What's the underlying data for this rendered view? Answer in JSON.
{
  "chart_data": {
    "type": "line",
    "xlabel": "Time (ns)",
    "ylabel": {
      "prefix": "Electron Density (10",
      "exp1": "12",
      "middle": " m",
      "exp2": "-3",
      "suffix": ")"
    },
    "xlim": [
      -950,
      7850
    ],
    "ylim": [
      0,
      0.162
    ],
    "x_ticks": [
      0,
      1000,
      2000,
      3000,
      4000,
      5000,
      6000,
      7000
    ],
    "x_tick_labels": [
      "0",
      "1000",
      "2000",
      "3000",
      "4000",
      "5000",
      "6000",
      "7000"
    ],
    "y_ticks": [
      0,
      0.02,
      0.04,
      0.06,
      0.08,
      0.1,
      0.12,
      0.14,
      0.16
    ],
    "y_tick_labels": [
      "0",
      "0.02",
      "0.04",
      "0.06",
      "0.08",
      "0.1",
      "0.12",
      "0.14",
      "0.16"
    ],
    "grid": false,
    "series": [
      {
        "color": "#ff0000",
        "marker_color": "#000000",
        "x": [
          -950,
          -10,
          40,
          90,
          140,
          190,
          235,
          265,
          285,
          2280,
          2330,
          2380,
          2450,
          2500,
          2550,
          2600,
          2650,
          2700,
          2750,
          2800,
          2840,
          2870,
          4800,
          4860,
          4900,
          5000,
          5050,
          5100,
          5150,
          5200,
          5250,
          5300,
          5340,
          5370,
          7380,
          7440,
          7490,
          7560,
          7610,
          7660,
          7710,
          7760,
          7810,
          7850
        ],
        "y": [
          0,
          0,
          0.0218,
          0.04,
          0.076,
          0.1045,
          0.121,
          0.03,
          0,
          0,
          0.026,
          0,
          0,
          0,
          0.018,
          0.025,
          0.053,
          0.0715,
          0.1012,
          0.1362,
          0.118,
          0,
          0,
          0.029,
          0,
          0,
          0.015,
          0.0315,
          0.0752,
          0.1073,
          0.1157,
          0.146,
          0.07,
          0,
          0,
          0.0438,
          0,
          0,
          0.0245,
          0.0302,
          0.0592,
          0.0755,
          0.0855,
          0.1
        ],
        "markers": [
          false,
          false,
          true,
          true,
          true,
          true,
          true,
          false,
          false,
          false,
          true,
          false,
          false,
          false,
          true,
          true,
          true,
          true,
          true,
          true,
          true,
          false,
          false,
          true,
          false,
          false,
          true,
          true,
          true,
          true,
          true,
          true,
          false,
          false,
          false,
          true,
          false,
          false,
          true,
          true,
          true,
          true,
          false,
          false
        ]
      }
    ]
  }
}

_____

- [Required task]:
Extract each line of the listing above, copying it word for word.

- [Solution for this exercise]:
What's the underlying data for this rendered view? Answer in JSON.
{
  "chart_data": {
    "type": "line",
    "xlabel": "Time (ns)",
    "ylabel": {
      "prefix": "Electron Density (10",
      "exp1": "12",
      "middle": " m",
      "exp2": "-3",
      "suffix": ")"
    },
    "xlim": [
      -950,
      7850
    ],
    "ylim": [
      0,
      0.162
    ],
    "x_ticks": [
      0,
      1000,
      2000,
      3000,
      4000,
      5000,
      6000,
      7000
    ],
    "x_tick_labels": [
      "0",
      "1000",
      "2000",
      "3000",
      "4000",
      "5000",
      "6000",
      "7000"
    ],
    "y_ticks": [
      0,
      0.02,
      0.04,
      0.06,
      0.08,
      0.1,
      0.12,
      0.14,
      0.16
    ],
    "y_tick_labels": [
      "0",
      "0.02",
      "0.04",
      "0.06",
      "0.08",
      "0.1",
      "0.12",
      "0.14",
      "0.16"
    ],
    "grid": false,
    "series": [
      {
        "color": "#ff0000",
        "marker_color": "#000000",
        "x": [
          -950,
          -10,
          40,
          90,
          140,
          190,
          235,
          265,
          285,
          2280,
          2330,
          2380,
          2450,
          2500,
          2550,
          2600,
          2650,
          2700,
          2750,
          2800,
          2840,
          2870,
          4800,
          4860,
          4900,
          5000,
          5050,
          5100,
          5150,
          5200,
          5250,
          5300,
          5340,
          5370,
          7380,
          7440,
          7490,
          7560,
          7610,
          7660,
          7710,
          7760,
          7810,
          7850
        ],
        "y": [
          0,
          0,
          0.0218,
          0.04,
          0.076,
          0.1045,
          0.121,
          0.03,
          0,
          0,
          0.026,
          0,
          0,
          0,
          0.018,
          0.025,
          0.053,
          0.0715,
          0.1012,
          0.1362,
          0.118,
          0,
          0,
          0.029,
          0,
          0,
          0.015,
          0.0315,
          0.0752,
          0.1073,
          0.1157,
          0.146,
          0.07,
          0,
          0,
          0.0438,
          0,
          0,
          0.0245,
          0.0302,
          0.0592,
          0.0755,
          0.0855,
          0.1
        ],
        "markers": [
          false,
          false,
          true,
          true,
          true,
          true,
          true,
          false,
          false,
          false,
          true,
          false,
          false,
          false,
          true,
          true,
          true,
          true,
          true,
          true,
          true,
          false,
          false,
          true,
          false,
          false,
          true,
          true,
          true,
          true,
          true,
          true,
          false,
          false,
          false,
          true,
          false,
          false,
          true,
          true,
          true,
          true,
          false,
          false
        ]
      }
    ]
  }
}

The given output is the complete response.